Scan the material that follows. Copy every line containing the word "JSON".
* Begin *
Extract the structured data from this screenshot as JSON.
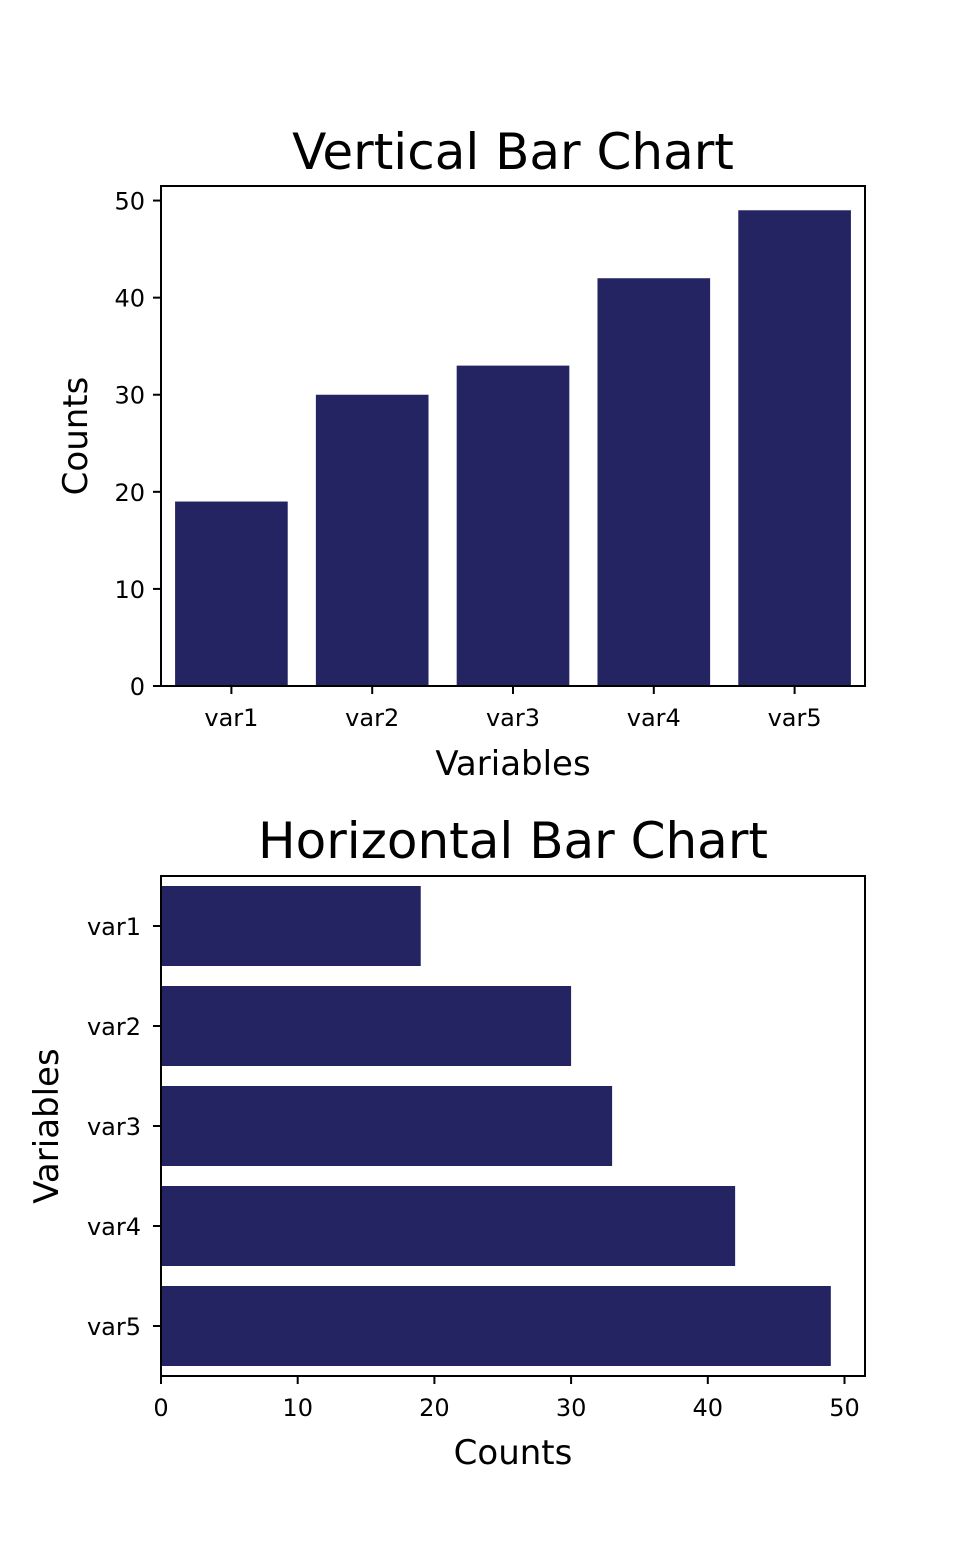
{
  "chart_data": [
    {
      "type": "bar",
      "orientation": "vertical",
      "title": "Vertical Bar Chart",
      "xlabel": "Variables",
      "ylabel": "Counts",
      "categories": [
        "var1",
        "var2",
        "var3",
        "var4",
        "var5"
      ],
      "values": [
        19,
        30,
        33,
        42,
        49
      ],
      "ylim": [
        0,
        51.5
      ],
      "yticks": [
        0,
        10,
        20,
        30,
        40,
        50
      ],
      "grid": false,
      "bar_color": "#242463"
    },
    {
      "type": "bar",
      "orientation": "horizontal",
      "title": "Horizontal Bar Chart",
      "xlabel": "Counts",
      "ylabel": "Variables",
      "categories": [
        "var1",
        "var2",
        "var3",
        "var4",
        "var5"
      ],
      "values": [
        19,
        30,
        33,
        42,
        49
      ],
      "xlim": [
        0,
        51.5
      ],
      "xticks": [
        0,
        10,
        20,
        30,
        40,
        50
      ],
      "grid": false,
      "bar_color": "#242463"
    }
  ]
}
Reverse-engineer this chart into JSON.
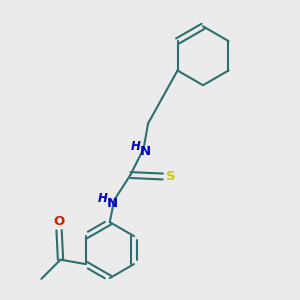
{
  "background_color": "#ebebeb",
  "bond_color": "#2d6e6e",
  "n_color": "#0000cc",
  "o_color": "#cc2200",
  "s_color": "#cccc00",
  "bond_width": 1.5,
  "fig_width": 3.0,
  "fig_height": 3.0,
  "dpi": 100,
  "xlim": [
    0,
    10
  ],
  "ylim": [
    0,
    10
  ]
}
* End *
* Begin *
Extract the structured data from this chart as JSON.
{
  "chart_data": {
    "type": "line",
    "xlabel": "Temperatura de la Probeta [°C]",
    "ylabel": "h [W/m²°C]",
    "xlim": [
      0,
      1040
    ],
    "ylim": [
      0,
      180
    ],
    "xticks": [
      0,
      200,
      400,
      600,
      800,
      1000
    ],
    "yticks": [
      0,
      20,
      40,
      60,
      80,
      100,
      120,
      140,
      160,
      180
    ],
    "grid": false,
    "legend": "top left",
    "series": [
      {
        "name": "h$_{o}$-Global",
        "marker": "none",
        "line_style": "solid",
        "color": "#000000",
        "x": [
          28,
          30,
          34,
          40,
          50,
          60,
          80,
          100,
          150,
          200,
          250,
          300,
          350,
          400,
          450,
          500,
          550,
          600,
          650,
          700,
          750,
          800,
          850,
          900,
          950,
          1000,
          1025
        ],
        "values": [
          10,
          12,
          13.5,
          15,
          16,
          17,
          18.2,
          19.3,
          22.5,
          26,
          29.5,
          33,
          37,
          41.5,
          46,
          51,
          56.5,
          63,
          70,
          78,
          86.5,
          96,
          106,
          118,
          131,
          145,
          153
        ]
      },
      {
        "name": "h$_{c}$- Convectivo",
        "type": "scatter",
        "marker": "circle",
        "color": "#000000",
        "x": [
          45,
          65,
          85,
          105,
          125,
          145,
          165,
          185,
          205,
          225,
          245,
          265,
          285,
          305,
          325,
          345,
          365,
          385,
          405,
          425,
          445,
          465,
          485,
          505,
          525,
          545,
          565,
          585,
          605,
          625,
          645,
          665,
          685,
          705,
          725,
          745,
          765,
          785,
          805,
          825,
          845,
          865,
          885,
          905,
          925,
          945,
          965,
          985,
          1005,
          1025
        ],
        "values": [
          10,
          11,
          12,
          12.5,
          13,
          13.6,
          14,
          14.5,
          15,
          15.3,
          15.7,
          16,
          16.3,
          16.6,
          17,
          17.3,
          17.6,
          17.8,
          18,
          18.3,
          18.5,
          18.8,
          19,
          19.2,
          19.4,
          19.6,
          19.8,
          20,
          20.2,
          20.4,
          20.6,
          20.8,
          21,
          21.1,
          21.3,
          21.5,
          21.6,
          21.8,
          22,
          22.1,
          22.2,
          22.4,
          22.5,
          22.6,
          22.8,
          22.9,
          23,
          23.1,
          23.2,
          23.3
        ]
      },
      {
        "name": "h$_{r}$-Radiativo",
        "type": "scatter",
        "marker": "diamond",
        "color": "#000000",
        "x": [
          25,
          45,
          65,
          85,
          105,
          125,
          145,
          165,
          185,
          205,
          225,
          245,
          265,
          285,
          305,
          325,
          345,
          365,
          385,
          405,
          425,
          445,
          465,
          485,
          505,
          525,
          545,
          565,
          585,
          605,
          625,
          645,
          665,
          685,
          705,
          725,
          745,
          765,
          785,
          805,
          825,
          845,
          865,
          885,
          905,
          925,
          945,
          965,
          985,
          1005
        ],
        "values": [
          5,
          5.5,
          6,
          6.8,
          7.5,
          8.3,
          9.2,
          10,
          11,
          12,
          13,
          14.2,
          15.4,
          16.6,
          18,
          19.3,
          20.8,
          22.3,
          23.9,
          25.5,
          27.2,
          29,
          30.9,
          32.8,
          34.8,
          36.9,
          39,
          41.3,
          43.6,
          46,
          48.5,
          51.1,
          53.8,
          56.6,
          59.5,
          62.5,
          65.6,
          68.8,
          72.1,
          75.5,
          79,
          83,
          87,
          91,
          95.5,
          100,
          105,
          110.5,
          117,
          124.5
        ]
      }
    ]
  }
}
* End *
RESULT OF THIS EXERCISE |
Extract the structured data from this screenshot as JSON.
Reverse-engineer this chart into JSON.
Extract the structured data from this chart as JSON.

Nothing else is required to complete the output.